======== Given entries

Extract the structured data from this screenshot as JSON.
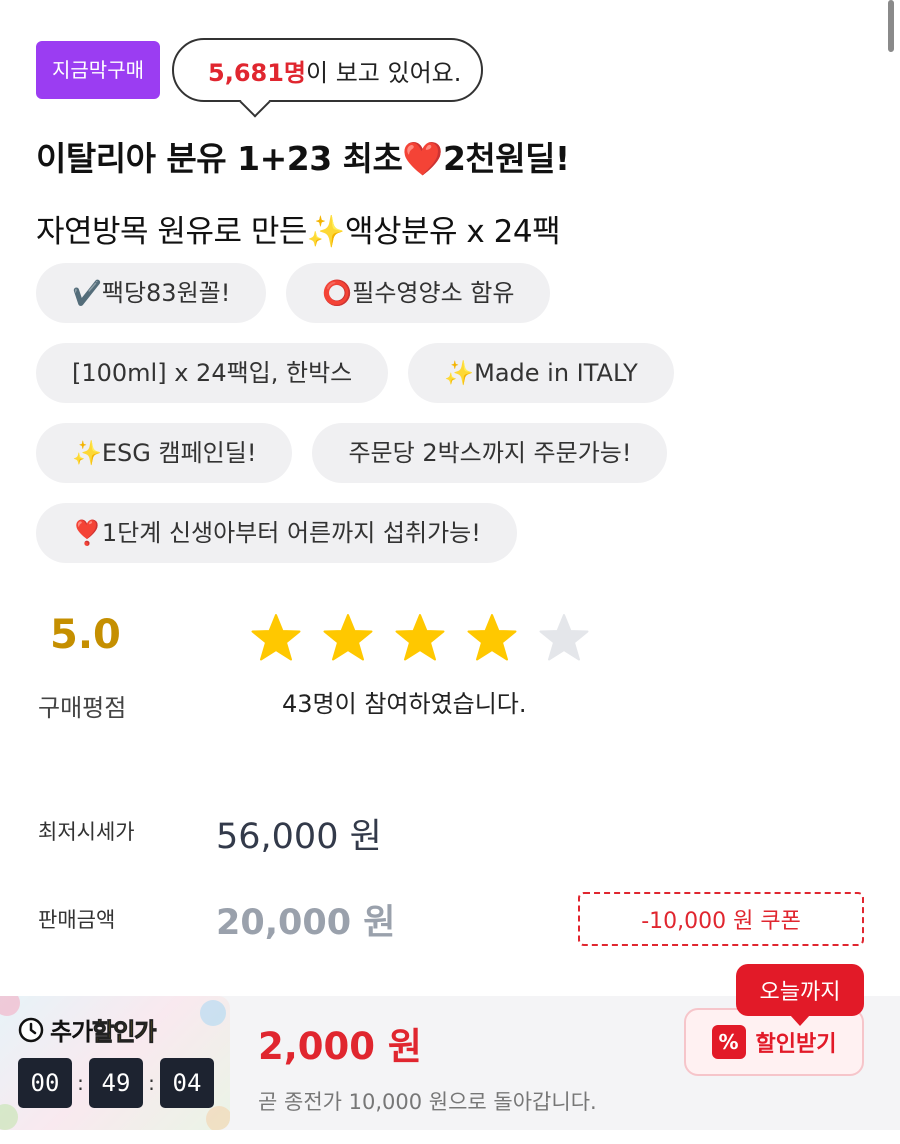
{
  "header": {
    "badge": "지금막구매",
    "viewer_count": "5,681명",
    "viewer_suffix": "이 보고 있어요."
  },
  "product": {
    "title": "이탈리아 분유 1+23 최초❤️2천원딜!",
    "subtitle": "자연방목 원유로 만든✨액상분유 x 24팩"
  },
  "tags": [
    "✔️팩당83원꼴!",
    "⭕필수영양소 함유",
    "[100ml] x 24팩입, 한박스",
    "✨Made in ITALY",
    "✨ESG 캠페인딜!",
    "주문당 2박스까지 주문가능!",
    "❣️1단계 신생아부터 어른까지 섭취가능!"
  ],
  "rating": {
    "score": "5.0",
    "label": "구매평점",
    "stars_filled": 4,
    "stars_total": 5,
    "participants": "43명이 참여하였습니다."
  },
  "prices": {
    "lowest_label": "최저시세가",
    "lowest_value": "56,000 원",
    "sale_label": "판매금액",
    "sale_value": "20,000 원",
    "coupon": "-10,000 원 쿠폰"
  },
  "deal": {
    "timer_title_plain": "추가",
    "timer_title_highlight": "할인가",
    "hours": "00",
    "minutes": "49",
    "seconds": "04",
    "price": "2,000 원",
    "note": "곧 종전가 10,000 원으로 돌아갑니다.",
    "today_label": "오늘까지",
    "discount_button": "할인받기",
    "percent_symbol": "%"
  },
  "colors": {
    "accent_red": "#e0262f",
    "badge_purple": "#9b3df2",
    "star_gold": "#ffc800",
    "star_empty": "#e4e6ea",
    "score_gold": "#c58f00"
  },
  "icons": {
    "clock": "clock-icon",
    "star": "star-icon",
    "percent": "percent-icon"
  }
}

================

Copy out the listing exactly as it stands, but not the pictures.

Extract the structured data from this screenshot as JSON.
{
  "header": {
    "badge": "지금막구매",
    "viewer_count": "5,681명",
    "viewer_suffix": "이 보고 있어요."
  },
  "product": {
    "title": "이탈리아 분유 1+23 최초❤️2천원딜!",
    "subtitle": "자연방목 원유로 만든✨액상분유 x 24팩"
  },
  "tags": [
    "✔️팩당83원꼴!",
    "⭕필수영양소 함유",
    "[100ml] x 24팩입, 한박스",
    "✨Made in ITALY",
    "✨ESG 캠페인딜!",
    "주문당 2박스까지 주문가능!",
    "❣️1단계 신생아부터 어른까지 섭취가능!"
  ],
  "rating": {
    "score": "5.0",
    "label": "구매평점",
    "stars_filled": 4,
    "stars_total": 5,
    "participants": "43명이 참여하였습니다."
  },
  "prices": {
    "lowest_label": "최저시세가",
    "lowest_value": "56,000 원",
    "sale_label": "판매금액",
    "sale_value": "20,000 원",
    "coupon": "-10,000 원 쿠폰"
  },
  "deal": {
    "timer_title_plain": "추가",
    "timer_title_highlight": "할인가",
    "hours": "00",
    "minutes": "49",
    "seconds": "04",
    "price": "2,000 원",
    "note": "곧 종전가 10,000 원으로 돌아갑니다.",
    "today_label": "오늘까지",
    "discount_button": "할인받기",
    "percent_symbol": "%"
  },
  "colors": {
    "accent_red": "#e0262f",
    "badge_purple": "#9b3df2",
    "star_gold": "#ffc800",
    "star_empty": "#e4e6ea",
    "score_gold": "#c58f00"
  },
  "icons": {
    "clock": "clock-icon",
    "star": "star-icon",
    "percent": "percent-icon"
  }
}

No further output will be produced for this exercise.